SOURCE DATA:
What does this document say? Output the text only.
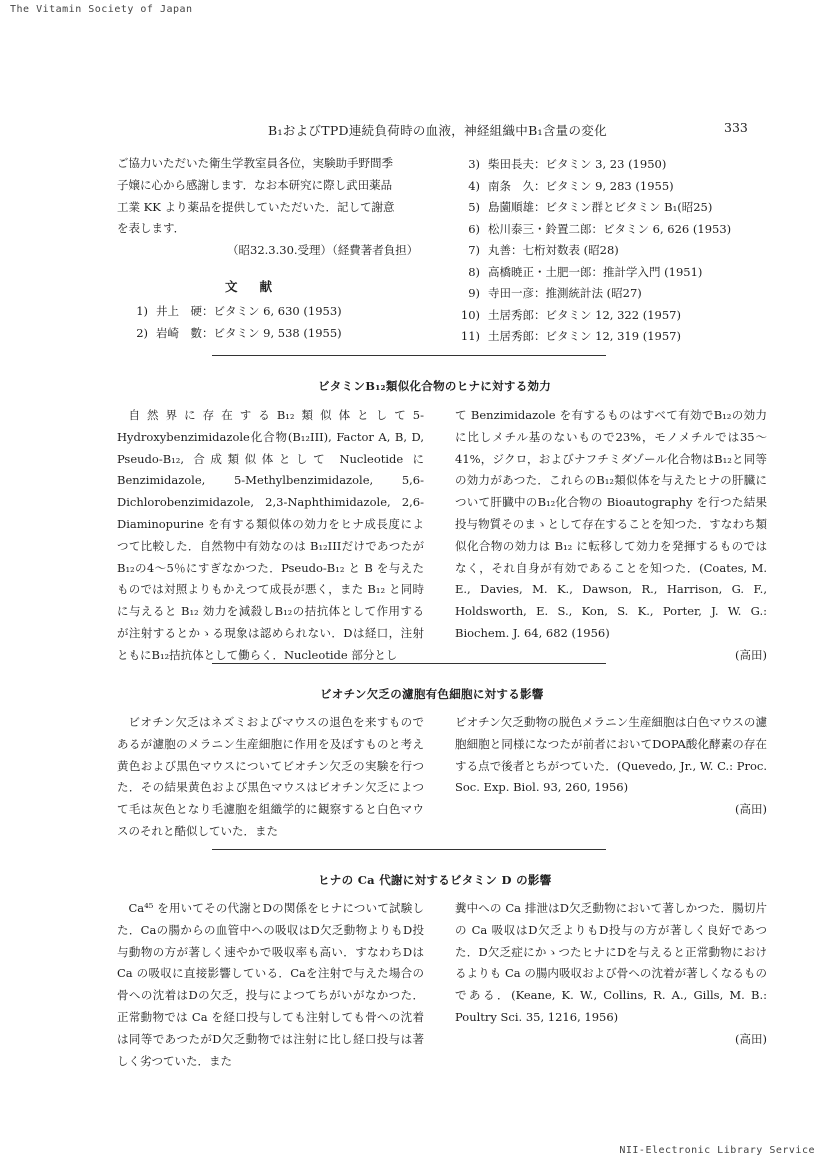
The Vitamin Society of Japan
B₁およびTPD連続負荷時の血液，神経組織中B₁含量の変化	333

ご協力いただいた衛生学教室員各位，実験助手野間季

子嬢に心から感謝します．なお本研究に際し武田薬品

工業 KK より薬品を提供していただいた．記して謝意

を表します．

（昭32.3.30.受理）（経費著者負担）

文献
1) 井上　硬：ビタミン 6, 630 (1953)
2) 岩崎　數：ビタミン 9, 538 (1955)
3) 柴田長夫：ビタミン 3, 23 (1950)
4) 南条　久：ビタミン 9, 283 (1955)
5) 島薗順雄：ビタミン群とビタミン B₁(昭25)
6) 松川泰三・鈴置二郎：ビタミン 6, 626 (1953)
7) 丸善：七桁対数表 (昭28)
8) 高橋暁正・土肥一郎：推計学入門 (1951)
9) 寺田一彦：推測統計法 (昭27)
10) 土居秀郎：ビタミン 12, 322 (1957)
11) 土居秀郎：ビタミン 12, 319 (1957)
ビタミンB₁₂類似化合物のヒナに対する効力

自然界に存在するB₁₂類似体として5-Hydroxybenzimidazole化合物(B₁₂III), Factor A, B, D, Pseudo-B₁₂, 合成類似体として Nucleotide に Benzimidazole, 5-Methylbenzimidazole, 5,6-Dichlorobenzimidazole, 2,3-Naphthimidazole, 2,6-Diaminopurine を有する類似体の効力をヒナ成長度によつて比較した．自然物中有効なのは B₁₂IIIだけであつたがB₁₂の4～5％にすぎなかつた．Pseudo-B₁₂ と B を与えたものでは対照よりもかえつて成長が悪く，また B₁₂ と同時に与えると B₁₂ 効力を減殺しB₁₂の拮抗体として作用するが注射するとかゝる現象は認められない．Dは経口，注射ともにB₁₂拮抗体として働らく．Nucleotide 部分とし

て Benzimidazole を有するものはすべて有効でB₁₂の効力に比しメチル基のないもので23%，モノメチルでは35～41%，ジクロ，およびナフチミダゾール化合物はB₁₂と同等の効力があつた．これらのB₁₂類似体を与えたヒナの肝臓について肝臓中のB₁₂化合物の Bioautography を行つた結果投与物質そのまゝとして存在することを知つた．すなわち類似化合物の効力は B₁₂ に転移して効力を発揮するものではなく，それ自身が有効であることを知つた．(Coates, M. E., Davies, M. K., Dawson, R., Harrison, G. F., Holdsworth, E. S., Kon, S. K., Porter, J. W. G.: Biochem. J. 64, 682 (1956)

(高田)
ビオチン欠乏の濾胞有色細胞に対する影響

ビオチン欠乏はネズミおよびマウスの退色を来すものであるが濾胞のメラニン生産細胞に作用を及ぼすものと考え黄色および黒色マウスについてビオチン欠乏の実験を行つた．その結果黄色および黒色マウスはビオチン欠乏によつて毛は灰色となり毛濾胞を組織学的に観察すると白色マウスのそれと酷似していた．また

ビオチン欠乏動物の脱色メラニン生産細胞は白色マウスの濾胞細胞と同様になつたが前者においてDOPA酸化酵素の存在する点で後者とちがつていた．(Quevedo, Jr., W. C.: Proc. Soc. Exp. Biol. 93, 260, 1956)

(高田)
ヒナの Ca 代謝に対するビタミン D の影響

Ca⁴⁵ を用いてその代謝とDの関係をヒナについて試験した．Caの腸からの血管中への吸収はD欠乏動物よりもD投与動物の方が著しく速やかで吸収率も高い．すなわちDは Ca の吸収に直接影響している．Caを注射で与えた場合の骨への沈着はDの欠乏，投与によつてちがいがなかつた．正常動物では Ca を経口投与しても注射しても骨への沈着は同等であつたがD欠乏動物では注射に比し経口投与は著しく劣つていた．また

糞中への Ca 排泄はD欠乏動物において著しかつた．腸切片の Ca 吸収はD欠乏よりもD投与の方が著しく良好であつた．D欠乏症にかゝつたヒナにDを与えると正常動物におけるよりも Ca の腸内吸収および骨への沈着が著しくなるものである．(Keane, K. W., Collins, R. A., Gills, M. B.: Poultry Sci. 35, 1216, 1956)

(高田)
NII-Electronic Library Service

WHAT THE TASK ASKS: Would you mind returning each entry above word for word, skipping the images?

FINAL ANSWER:
What does this document say? Output the text only.
The Vitamin Society of Japan
B₁およびTPD連続負荷時の血液，神経組織中B₁含量の変化	333

ご協力いただいた衛生学教室員各位，実験助手野間季

子嬢に心から感謝します．なお本研究に際し武田薬品

工業 KK より薬品を提供していただいた．記して謝意

を表します．

（昭32.3.30.受理）（経費著者負担）

文献
1) 井上　硬：ビタミン 6, 630 (1953)
2) 岩崎　數：ビタミン 9, 538 (1955)
3) 柴田長夫：ビタミン 3, 23 (1950)
4) 南条　久：ビタミン 9, 283 (1955)
5) 島薗順雄：ビタミン群とビタミン B₁(昭25)
6) 松川泰三・鈴置二郎：ビタミン 6, 626 (1953)
7) 丸善：七桁対数表 (昭28)
8) 高橋暁正・土肥一郎：推計学入門 (1951)
9) 寺田一彦：推測統計法 (昭27)
10) 土居秀郎：ビタミン 12, 322 (1957)
11) 土居秀郎：ビタミン 12, 319 (1957)
ビタミンB₁₂類似化合物のヒナに対する効力

自然界に存在するB₁₂類似体として5-Hydroxybenzimidazole化合物(B₁₂III), Factor A, B, D, Pseudo-B₁₂, 合成類似体として Nucleotide に Benzimidazole, 5-Methylbenzimidazole, 5,6-Dichlorobenzimidazole, 2,3-Naphthimidazole, 2,6-Diaminopurine を有する類似体の効力をヒナ成長度によつて比較した．自然物中有効なのは B₁₂IIIだけであつたがB₁₂の4～5％にすぎなかつた．Pseudo-B₁₂ と B を与えたものでは対照よりもかえつて成長が悪く，また B₁₂ と同時に与えると B₁₂ 効力を減殺しB₁₂の拮抗体として作用するが注射するとかゝる現象は認められない．Dは経口，注射ともにB₁₂拮抗体として働らく．Nucleotide 部分とし

て Benzimidazole を有するものはすべて有効でB₁₂の効力に比しメチル基のないもので23%，モノメチルでは35～41%，ジクロ，およびナフチミダゾール化合物はB₁₂と同等の効力があつた．これらのB₁₂類似体を与えたヒナの肝臓について肝臓中のB₁₂化合物の Bioautography を行つた結果投与物質そのまゝとして存在することを知つた．すなわち類似化合物の効力は B₁₂ に転移して効力を発揮するものではなく，それ自身が有効であることを知つた．(Coates, M. E., Davies, M. K., Dawson, R., Harrison, G. F., Holdsworth, E. S., Kon, S. K., Porter, J. W. G.: Biochem. J. 64, 682 (1956)

(高田)
ビオチン欠乏の濾胞有色細胞に対する影響

ビオチン欠乏はネズミおよびマウスの退色を来すものであるが濾胞のメラニン生産細胞に作用を及ぼすものと考え黄色および黒色マウスについてビオチン欠乏の実験を行つた．その結果黄色および黒色マウスはビオチン欠乏によつて毛は灰色となり毛濾胞を組織学的に観察すると白色マウスのそれと酷似していた．また

ビオチン欠乏動物の脱色メラニン生産細胞は白色マウスの濾胞細胞と同様になつたが前者においてDOPA酸化酵素の存在する点で後者とちがつていた．(Quevedo, Jr., W. C.: Proc. Soc. Exp. Biol. 93, 260, 1956)

(高田)
ヒナの Ca 代謝に対するビタミン D の影響

Ca⁴⁵ を用いてその代謝とDの関係をヒナについて試験した．Caの腸からの血管中への吸収はD欠乏動物よりもD投与動物の方が著しく速やかで吸収率も高い．すなわちDは Ca の吸収に直接影響している．Caを注射で与えた場合の骨への沈着はDの欠乏，投与によつてちがいがなかつた．正常動物では Ca を経口投与しても注射しても骨への沈着は同等であつたがD欠乏動物では注射に比し経口投与は著しく劣つていた．また

糞中への Ca 排泄はD欠乏動物において著しかつた．腸切片の Ca 吸収はD欠乏よりもD投与の方が著しく良好であつた．D欠乏症にかゝつたヒナにDを与えると正常動物におけるよりも Ca の腸内吸収および骨への沈着が著しくなるものである．(Keane, K. W., Collins, R. A., Gills, M. B.: Poultry Sci. 35, 1216, 1956)

(高田)
NII-Electronic Library Service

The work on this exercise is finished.